*** PROVIDED RECORDS
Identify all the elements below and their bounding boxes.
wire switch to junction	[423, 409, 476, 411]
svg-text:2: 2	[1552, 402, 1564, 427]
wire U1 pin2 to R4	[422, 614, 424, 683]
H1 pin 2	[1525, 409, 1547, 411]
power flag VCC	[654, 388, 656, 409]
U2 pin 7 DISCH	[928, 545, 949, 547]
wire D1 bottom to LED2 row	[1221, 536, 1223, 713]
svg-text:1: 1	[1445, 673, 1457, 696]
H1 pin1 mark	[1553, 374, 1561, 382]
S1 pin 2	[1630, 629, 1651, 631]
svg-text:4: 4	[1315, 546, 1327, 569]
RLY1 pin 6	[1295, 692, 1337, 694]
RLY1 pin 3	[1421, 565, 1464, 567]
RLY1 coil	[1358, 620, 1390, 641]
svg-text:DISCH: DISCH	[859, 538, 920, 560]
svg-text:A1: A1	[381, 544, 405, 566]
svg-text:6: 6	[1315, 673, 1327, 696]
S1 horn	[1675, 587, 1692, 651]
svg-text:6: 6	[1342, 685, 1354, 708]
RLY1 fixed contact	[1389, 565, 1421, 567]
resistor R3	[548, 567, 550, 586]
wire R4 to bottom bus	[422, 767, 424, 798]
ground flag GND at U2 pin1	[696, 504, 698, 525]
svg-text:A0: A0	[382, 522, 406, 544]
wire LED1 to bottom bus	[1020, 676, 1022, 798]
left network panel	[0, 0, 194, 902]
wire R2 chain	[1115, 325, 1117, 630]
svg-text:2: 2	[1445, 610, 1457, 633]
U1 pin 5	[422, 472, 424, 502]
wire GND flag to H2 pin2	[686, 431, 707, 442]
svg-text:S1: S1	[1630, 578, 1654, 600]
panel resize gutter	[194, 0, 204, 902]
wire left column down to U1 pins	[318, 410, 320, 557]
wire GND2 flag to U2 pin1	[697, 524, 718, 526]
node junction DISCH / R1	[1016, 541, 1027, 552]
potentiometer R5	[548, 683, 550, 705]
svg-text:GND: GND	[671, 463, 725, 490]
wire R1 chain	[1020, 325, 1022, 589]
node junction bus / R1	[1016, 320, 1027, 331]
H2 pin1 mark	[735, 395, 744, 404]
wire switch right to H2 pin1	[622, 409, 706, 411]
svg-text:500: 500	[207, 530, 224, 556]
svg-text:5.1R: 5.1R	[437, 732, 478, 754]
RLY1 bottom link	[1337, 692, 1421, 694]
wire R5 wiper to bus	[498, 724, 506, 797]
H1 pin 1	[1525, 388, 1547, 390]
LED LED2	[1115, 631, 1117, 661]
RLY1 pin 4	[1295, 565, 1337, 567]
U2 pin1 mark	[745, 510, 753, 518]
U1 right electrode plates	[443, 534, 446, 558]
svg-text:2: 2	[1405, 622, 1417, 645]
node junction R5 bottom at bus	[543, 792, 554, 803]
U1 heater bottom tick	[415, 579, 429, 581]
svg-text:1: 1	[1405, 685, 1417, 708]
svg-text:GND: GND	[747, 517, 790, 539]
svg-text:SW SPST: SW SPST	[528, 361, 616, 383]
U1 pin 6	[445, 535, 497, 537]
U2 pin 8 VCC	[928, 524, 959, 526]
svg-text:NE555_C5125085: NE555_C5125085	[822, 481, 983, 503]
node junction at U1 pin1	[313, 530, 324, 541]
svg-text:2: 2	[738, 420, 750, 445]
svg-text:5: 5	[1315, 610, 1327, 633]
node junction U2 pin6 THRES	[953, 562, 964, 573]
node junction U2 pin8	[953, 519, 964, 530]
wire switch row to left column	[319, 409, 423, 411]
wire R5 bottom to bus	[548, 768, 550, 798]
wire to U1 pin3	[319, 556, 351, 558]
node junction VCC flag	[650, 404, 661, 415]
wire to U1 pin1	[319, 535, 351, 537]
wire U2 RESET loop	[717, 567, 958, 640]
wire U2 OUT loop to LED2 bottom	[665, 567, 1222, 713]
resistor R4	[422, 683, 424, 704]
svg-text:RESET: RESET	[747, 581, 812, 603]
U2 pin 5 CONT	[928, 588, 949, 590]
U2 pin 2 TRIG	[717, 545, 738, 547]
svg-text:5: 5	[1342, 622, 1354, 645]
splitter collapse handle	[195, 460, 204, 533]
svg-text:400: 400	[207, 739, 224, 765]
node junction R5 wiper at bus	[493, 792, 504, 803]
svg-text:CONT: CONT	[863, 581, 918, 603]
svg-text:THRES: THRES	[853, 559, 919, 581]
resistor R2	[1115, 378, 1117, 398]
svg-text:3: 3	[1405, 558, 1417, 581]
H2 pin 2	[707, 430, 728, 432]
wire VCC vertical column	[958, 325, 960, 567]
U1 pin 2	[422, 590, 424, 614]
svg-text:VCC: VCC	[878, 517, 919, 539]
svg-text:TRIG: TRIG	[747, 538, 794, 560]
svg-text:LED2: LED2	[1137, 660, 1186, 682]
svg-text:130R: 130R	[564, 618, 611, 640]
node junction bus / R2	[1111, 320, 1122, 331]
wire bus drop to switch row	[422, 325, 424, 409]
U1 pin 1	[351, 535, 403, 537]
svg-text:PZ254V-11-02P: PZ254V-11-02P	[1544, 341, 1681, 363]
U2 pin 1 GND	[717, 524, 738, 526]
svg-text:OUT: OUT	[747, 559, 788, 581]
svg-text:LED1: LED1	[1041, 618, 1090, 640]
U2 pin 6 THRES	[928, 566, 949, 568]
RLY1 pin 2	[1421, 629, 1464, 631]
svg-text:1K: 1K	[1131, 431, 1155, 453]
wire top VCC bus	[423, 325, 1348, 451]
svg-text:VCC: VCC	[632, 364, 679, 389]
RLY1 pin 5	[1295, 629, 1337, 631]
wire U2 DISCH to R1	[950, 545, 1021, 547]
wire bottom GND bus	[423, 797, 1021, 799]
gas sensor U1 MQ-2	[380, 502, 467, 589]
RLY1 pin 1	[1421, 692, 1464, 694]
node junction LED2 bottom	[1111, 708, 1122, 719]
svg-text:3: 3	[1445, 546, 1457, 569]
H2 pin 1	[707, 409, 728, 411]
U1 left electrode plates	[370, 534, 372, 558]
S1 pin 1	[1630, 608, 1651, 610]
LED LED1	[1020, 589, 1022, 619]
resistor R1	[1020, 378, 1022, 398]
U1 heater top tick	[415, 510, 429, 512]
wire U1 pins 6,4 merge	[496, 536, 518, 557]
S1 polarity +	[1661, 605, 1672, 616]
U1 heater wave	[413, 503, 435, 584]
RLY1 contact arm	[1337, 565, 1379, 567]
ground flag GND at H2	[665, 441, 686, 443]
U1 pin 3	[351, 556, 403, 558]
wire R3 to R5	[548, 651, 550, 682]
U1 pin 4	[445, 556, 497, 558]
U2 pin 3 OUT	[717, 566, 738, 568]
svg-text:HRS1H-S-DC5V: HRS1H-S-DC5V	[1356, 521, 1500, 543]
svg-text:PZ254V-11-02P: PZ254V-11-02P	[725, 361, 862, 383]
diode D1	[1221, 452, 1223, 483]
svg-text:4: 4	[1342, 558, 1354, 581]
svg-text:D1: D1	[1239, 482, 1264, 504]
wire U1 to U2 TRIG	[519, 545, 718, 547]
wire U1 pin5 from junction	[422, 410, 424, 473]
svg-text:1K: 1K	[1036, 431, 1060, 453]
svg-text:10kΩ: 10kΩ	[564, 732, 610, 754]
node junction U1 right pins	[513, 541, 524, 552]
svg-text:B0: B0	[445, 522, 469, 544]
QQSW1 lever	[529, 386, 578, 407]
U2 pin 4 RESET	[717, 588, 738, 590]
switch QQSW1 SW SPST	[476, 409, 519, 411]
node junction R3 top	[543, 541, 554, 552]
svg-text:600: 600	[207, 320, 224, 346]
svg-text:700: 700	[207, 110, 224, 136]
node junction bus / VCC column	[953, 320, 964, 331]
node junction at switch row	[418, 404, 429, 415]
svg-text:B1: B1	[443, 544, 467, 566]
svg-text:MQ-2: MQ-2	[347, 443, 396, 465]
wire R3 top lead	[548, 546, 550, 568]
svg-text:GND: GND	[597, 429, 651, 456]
******
→ **WHAT TO WORK ON**
Render the entries from their very first line through the line containing "522, 406, 544]", that line included, as a JSON list of strings with one string per line and blank lines left out.

→ **SOLUTION**
[
  "Identify all the elements below and their bounding boxes.",
  "wire switch to junction\t[423, 409, 476, 411]",
  "svg-text:2: 2\t[1552, 402, 1564, 427]",
  "wire U1 pin2 to R4\t[422, 614, 424, 683]",
  "H1 pin 2\t[1525, 409, 1547, 411]",
  "power flag VCC\t[654, 388, 656, 409]",
  "U2 pin 7 DISCH\t[928, 545, 949, 547]",
  "wire D1 bottom to LED2 row\t[1221, 536, 1223, 713]",
  "svg-text:1: 1\t[1445, 673, 1457, 696]",
  "H1 pin1 mark\t[1553, 374, 1561, 382]",
  "S1 pin 2\t[1630, 629, 1651, 631]",
  "svg-text:4: 4\t[1315, 546, 1327, 569]",
  "RLY1 pin 6\t[1295, 692, 1337, 694]",
  "RLY1 pin 3\t[1421, 565, 1464, 567]",
  "RLY1 coil\t[1358, 620, 1390, 641]",
  "svg-text:DISCH: DISCH\t[859, 538, 920, 560]",
  "svg-text:A1: A1\t[381, 544, 405, 566]",
  "svg-text:6: 6\t[1315, 673, 1327, 696]",
  "S1 horn\t[1675, 587, 1692, 651]",
  "svg-text:6: 6\t[1342, 685, 1354, 708]",
  "RLY1 fixed contact\t[1389, 565, 1421, 567]",
  "resistor R3\t[548, 567, 550, 586]",
  "wire R4 to bottom bus\t[422, 767, 424, 798]",
  "ground flag GND at U2 pin1\t[696, 504, 698, 525]",
  "svg-text:A0: A0\t[382, 522, 406, 544]"
]